- [Task material]
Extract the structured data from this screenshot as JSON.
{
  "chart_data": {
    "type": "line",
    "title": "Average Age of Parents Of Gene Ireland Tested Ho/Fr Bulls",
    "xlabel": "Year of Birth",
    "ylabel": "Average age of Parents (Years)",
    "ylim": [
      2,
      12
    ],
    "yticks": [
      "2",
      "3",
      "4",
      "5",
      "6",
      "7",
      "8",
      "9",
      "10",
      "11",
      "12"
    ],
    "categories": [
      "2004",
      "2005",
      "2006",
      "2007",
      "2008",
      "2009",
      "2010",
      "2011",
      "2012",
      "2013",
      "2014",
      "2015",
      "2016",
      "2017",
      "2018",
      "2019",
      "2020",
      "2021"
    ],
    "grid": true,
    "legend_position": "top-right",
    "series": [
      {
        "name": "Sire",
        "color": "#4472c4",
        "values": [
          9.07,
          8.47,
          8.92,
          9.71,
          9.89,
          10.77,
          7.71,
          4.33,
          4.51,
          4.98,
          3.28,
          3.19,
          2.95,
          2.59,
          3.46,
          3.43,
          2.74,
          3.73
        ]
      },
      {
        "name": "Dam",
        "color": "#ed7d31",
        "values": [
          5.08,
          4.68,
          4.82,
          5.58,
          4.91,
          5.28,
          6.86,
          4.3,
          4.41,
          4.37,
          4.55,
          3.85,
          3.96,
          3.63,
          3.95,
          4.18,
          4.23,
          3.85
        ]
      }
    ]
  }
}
...
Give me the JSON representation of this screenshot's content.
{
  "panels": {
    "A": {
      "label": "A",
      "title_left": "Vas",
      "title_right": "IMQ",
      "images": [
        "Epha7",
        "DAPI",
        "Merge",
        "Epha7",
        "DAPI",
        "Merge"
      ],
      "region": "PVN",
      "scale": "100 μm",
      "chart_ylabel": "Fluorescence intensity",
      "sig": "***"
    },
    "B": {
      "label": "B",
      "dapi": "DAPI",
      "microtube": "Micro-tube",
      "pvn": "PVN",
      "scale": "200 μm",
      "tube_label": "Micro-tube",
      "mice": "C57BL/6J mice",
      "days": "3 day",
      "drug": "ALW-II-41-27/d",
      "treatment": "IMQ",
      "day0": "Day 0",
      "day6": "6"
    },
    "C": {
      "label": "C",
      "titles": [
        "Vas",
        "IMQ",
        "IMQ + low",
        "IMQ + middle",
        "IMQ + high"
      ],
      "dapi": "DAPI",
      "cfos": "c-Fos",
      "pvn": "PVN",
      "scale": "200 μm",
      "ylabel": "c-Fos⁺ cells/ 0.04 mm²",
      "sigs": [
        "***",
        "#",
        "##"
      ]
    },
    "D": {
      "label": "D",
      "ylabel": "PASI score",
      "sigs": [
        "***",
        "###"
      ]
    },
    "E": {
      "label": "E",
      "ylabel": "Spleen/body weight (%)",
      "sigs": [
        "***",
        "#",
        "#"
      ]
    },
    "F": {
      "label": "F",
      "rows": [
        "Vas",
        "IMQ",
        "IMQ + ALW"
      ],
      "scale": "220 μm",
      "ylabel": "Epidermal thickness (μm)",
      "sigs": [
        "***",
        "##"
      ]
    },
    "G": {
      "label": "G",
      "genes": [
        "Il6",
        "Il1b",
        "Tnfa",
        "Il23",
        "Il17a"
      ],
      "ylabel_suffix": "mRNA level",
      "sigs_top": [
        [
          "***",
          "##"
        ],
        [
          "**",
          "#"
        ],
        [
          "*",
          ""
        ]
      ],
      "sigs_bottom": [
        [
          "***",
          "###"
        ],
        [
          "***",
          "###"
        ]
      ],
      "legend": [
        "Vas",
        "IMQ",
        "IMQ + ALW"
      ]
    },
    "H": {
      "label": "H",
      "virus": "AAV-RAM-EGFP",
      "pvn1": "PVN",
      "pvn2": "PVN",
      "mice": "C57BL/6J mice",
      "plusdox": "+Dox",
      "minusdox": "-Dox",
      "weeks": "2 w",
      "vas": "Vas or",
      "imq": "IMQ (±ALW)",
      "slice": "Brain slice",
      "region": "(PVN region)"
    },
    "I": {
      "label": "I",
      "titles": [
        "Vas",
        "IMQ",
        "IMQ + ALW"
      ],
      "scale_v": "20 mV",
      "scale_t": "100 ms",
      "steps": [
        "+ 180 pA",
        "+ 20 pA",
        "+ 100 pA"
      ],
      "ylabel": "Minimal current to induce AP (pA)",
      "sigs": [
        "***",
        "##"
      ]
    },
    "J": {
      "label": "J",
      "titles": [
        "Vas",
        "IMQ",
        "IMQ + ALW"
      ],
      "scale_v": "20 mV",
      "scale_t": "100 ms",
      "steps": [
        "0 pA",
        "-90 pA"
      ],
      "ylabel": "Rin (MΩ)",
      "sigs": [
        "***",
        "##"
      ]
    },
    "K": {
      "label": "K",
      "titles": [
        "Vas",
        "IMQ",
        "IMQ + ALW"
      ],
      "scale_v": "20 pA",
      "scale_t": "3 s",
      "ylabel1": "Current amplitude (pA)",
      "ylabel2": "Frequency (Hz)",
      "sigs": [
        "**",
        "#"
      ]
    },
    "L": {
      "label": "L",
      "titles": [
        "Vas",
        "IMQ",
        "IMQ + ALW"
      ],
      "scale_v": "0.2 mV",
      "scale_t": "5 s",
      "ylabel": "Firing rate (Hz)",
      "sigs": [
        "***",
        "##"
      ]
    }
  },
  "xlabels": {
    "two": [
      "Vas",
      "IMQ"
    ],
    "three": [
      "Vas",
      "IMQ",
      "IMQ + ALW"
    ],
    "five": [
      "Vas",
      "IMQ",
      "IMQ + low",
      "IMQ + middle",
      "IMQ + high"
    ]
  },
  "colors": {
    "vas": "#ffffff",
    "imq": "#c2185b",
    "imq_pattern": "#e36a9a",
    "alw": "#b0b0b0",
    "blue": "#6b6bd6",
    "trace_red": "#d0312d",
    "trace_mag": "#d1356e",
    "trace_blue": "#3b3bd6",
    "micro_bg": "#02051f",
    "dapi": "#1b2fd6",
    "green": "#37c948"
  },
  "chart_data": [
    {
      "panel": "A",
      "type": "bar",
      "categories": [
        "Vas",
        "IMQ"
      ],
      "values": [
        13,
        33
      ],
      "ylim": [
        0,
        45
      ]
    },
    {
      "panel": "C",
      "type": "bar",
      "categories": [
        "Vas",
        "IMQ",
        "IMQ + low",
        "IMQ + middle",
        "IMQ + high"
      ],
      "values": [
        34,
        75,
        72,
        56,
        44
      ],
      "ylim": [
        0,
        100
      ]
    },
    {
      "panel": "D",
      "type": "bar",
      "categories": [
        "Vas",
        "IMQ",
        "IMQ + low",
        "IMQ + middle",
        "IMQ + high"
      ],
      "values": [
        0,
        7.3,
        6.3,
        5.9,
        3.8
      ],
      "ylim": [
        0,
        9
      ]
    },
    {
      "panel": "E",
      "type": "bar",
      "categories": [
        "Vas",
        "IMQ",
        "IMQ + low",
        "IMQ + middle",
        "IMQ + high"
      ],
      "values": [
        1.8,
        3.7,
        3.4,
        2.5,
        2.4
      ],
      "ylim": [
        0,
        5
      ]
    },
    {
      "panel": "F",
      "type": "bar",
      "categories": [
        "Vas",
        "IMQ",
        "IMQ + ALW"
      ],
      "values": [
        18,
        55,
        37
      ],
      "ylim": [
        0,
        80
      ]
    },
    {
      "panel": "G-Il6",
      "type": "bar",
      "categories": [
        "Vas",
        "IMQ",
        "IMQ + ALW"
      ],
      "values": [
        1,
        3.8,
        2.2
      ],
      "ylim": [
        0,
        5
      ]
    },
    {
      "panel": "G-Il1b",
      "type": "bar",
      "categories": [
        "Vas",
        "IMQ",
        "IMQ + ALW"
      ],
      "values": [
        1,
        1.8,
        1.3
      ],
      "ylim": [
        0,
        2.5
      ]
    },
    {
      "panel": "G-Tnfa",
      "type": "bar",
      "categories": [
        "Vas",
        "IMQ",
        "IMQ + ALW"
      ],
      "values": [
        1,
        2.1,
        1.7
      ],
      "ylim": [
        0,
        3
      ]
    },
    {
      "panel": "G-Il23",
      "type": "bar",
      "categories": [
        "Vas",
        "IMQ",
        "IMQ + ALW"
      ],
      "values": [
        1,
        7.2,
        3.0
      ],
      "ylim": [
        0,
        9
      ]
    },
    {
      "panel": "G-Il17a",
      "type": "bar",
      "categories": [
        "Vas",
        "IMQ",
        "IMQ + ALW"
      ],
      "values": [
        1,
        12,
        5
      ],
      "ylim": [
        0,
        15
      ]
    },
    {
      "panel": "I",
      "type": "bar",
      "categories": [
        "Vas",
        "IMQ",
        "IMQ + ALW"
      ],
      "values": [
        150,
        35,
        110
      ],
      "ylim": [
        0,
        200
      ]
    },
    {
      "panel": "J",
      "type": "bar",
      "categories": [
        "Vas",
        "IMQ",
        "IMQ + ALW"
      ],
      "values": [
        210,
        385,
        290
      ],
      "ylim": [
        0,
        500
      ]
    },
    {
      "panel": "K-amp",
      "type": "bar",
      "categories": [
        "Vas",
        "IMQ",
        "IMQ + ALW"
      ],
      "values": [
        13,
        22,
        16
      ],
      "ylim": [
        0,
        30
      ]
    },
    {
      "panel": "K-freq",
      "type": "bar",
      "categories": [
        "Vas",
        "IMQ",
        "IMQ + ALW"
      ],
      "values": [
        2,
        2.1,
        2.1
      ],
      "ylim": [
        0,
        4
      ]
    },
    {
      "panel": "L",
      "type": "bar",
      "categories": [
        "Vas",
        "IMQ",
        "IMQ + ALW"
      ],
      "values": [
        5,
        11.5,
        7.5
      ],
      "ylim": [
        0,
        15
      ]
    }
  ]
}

- [Task goal] Copy each line of the listing that holds the word "tube".

- [Expected output]
      "microtube": "Micro-tube",
      "tube_label": "Micro-tube",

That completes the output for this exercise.